-- What to work on --
Take the material below and retype it in full; pictures are left out.

-- Materials provided --
+===+
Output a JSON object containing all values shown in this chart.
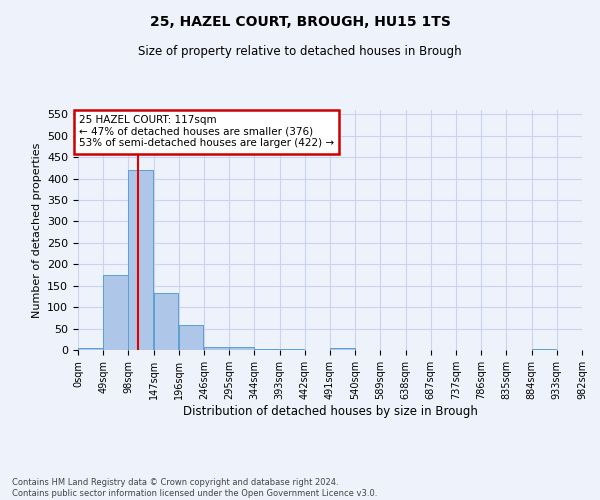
{
  "title1": "25, HAZEL COURT, BROUGH, HU15 1TS",
  "title2": "Size of property relative to detached houses in Brough",
  "xlabel": "Distribution of detached houses by size in Brough",
  "ylabel": "Number of detached properties",
  "bar_values": [
    5,
    175,
    420,
    132,
    58,
    8,
    8,
    3,
    3,
    0,
    5,
    0,
    0,
    0,
    0,
    0,
    0,
    0,
    3
  ],
  "bin_edges": [
    0,
    49,
    98,
    147,
    196,
    245,
    294,
    343,
    392,
    441,
    490,
    539,
    588,
    637,
    686,
    735,
    784,
    833,
    882,
    931
  ],
  "x_tick_labels": [
    "0sqm",
    "49sqm",
    "98sqm",
    "147sqm",
    "196sqm",
    "246sqm",
    "295sqm",
    "344sqm",
    "393sqm",
    "442sqm",
    "491sqm",
    "540sqm",
    "589sqm",
    "638sqm",
    "687sqm",
    "737sqm",
    "786sqm",
    "835sqm",
    "884sqm",
    "933sqm",
    "982sqm"
  ],
  "bar_color": "#aec6e8",
  "bar_edge_color": "#5a9fd4",
  "vline_x": 117,
  "vline_color": "#e00000",
  "annotation_text": "25 HAZEL COURT: 117sqm\n← 47% of detached houses are smaller (376)\n53% of semi-detached houses are larger (422) →",
  "annotation_box_color": "#ffffff",
  "annotation_box_edge": "#cc0000",
  "ylim": [
    0,
    560
  ],
  "yticks": [
    0,
    50,
    100,
    150,
    200,
    250,
    300,
    350,
    400,
    450,
    500,
    550
  ],
  "footer_text": "Contains HM Land Registry data © Crown copyright and database right 2024.\nContains public sector information licensed under the Open Government Licence v3.0.",
  "bg_color": "#eef2fb",
  "plot_bg_color": "#eef2fb",
  "grid_color": "#c8d4f0"
}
+===+
-- Full output --
Output a JSON object containing all values shown in this chart.
{
  "title1": "25, HAZEL COURT, BROUGH, HU15 1TS",
  "title2": "Size of property relative to detached houses in Brough",
  "xlabel": "Distribution of detached houses by size in Brough",
  "ylabel": "Number of detached properties",
  "bar_values": [
    5,
    175,
    420,
    132,
    58,
    8,
    8,
    3,
    3,
    0,
    5,
    0,
    0,
    0,
    0,
    0,
    0,
    0,
    3
  ],
  "bin_edges": [
    0,
    49,
    98,
    147,
    196,
    245,
    294,
    343,
    392,
    441,
    490,
    539,
    588,
    637,
    686,
    735,
    784,
    833,
    882,
    931
  ],
  "x_tick_labels": [
    "0sqm",
    "49sqm",
    "98sqm",
    "147sqm",
    "196sqm",
    "246sqm",
    "295sqm",
    "344sqm",
    "393sqm",
    "442sqm",
    "491sqm",
    "540sqm",
    "589sqm",
    "638sqm",
    "687sqm",
    "737sqm",
    "786sqm",
    "835sqm",
    "884sqm",
    "933sqm",
    "982sqm"
  ],
  "bar_color": "#aec6e8",
  "bar_edge_color": "#5a9fd4",
  "vline_x": 117,
  "vline_color": "#e00000",
  "annotation_text": "25 HAZEL COURT: 117sqm\n← 47% of detached houses are smaller (376)\n53% of semi-detached houses are larger (422) →",
  "annotation_box_color": "#ffffff",
  "annotation_box_edge": "#cc0000",
  "ylim": [
    0,
    560
  ],
  "yticks": [
    0,
    50,
    100,
    150,
    200,
    250,
    300,
    350,
    400,
    450,
    500,
    550
  ],
  "footer_text": "Contains HM Land Registry data © Crown copyright and database right 2024.\nContains public sector information licensed under the Open Government Licence v3.0.",
  "bg_color": "#eef2fb",
  "plot_bg_color": "#eef2fb",
  "grid_color": "#c8d4f0"
}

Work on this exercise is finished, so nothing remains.